• **RECORDED DATA**

^^^^

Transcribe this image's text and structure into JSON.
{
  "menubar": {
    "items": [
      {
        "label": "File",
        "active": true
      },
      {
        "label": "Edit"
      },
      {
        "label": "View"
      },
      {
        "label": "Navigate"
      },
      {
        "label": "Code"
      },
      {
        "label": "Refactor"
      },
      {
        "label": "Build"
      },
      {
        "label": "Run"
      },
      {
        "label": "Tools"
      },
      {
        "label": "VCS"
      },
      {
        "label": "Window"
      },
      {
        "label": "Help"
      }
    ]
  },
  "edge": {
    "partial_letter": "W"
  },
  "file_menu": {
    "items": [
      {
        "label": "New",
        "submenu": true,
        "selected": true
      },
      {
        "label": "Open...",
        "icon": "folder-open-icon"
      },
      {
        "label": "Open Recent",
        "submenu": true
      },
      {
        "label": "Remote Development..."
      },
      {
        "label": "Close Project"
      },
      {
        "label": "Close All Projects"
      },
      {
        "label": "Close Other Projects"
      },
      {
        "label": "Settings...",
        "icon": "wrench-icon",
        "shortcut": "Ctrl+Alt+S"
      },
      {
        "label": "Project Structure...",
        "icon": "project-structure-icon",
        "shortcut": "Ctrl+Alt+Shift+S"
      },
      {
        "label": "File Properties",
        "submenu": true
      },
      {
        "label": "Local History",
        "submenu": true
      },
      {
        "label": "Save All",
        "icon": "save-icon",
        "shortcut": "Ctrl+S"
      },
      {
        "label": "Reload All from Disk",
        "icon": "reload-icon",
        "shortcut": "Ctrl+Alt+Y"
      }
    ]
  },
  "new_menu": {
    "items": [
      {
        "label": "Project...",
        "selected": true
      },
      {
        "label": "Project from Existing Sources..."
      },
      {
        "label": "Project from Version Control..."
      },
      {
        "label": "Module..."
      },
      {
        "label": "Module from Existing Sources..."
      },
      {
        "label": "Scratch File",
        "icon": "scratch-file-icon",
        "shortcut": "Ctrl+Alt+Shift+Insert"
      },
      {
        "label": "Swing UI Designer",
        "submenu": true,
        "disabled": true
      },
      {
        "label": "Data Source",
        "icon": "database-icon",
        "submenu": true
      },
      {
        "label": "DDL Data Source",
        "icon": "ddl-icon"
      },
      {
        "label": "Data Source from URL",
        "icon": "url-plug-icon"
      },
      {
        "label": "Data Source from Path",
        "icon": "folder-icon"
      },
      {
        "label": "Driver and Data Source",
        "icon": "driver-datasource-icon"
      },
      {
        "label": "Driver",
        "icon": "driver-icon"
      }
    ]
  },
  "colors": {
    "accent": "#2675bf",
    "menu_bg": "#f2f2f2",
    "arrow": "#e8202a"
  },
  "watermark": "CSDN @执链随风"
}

^^^^

• **TASK STATEMENT**
Extract the whole listing, character for character.

• **FULL OUTPUT**
Transcribe this image's text and structure into JSON.
{
  "menubar": {
    "items": [
      {
        "label": "File",
        "active": true
      },
      {
        "label": "Edit"
      },
      {
        "label": "View"
      },
      {
        "label": "Navigate"
      },
      {
        "label": "Code"
      },
      {
        "label": "Refactor"
      },
      {
        "label": "Build"
      },
      {
        "label": "Run"
      },
      {
        "label": "Tools"
      },
      {
        "label": "VCS"
      },
      {
        "label": "Window"
      },
      {
        "label": "Help"
      }
    ]
  },
  "edge": {
    "partial_letter": "W"
  },
  "file_menu": {
    "items": [
      {
        "label": "New",
        "submenu": true,
        "selected": true
      },
      {
        "label": "Open...",
        "icon": "folder-open-icon"
      },
      {
        "label": "Open Recent",
        "submenu": true
      },
      {
        "label": "Remote Development..."
      },
      {
        "label": "Close Project"
      },
      {
        "label": "Close All Projects"
      },
      {
        "label": "Close Other Projects"
      },
      {
        "label": "Settings...",
        "icon": "wrench-icon",
        "shortcut": "Ctrl+Alt+S"
      },
      {
        "label": "Project Structure...",
        "icon": "project-structure-icon",
        "shortcut": "Ctrl+Alt+Shift+S"
      },
      {
        "label": "File Properties",
        "submenu": true
      },
      {
        "label": "Local History",
        "submenu": true
      },
      {
        "label": "Save All",
        "icon": "save-icon",
        "shortcut": "Ctrl+S"
      },
      {
        "label": "Reload All from Disk",
        "icon": "reload-icon",
        "shortcut": "Ctrl+Alt+Y"
      }
    ]
  },
  "new_menu": {
    "items": [
      {
        "label": "Project...",
        "selected": true
      },
      {
        "label": "Project from Existing Sources..."
      },
      {
        "label": "Project from Version Control..."
      },
      {
        "label": "Module..."
      },
      {
        "label": "Module from Existing Sources..."
      },
      {
        "label": "Scratch File",
        "icon": "scratch-file-icon",
        "shortcut": "Ctrl+Alt+Shift+Insert"
      },
      {
        "label": "Swing UI Designer",
        "submenu": true,
        "disabled": true
      },
      {
        "label": "Data Source",
        "icon": "database-icon",
        "submenu": true
      },
      {
        "label": "DDL Data Source",
        "icon": "ddl-icon"
      },
      {
        "label": "Data Source from URL",
        "icon": "url-plug-icon"
      },
      {
        "label": "Data Source from Path",
        "icon": "folder-icon"
      },
      {
        "label": "Driver and Data Source",
        "icon": "driver-datasource-icon"
      },
      {
        "label": "Driver",
        "icon": "driver-icon"
      }
    ]
  },
  "colors": {
    "accent": "#2675bf",
    "menu_bg": "#f2f2f2",
    "arrow": "#e8202a"
  },
  "watermark": "CSDN @执链随风"
}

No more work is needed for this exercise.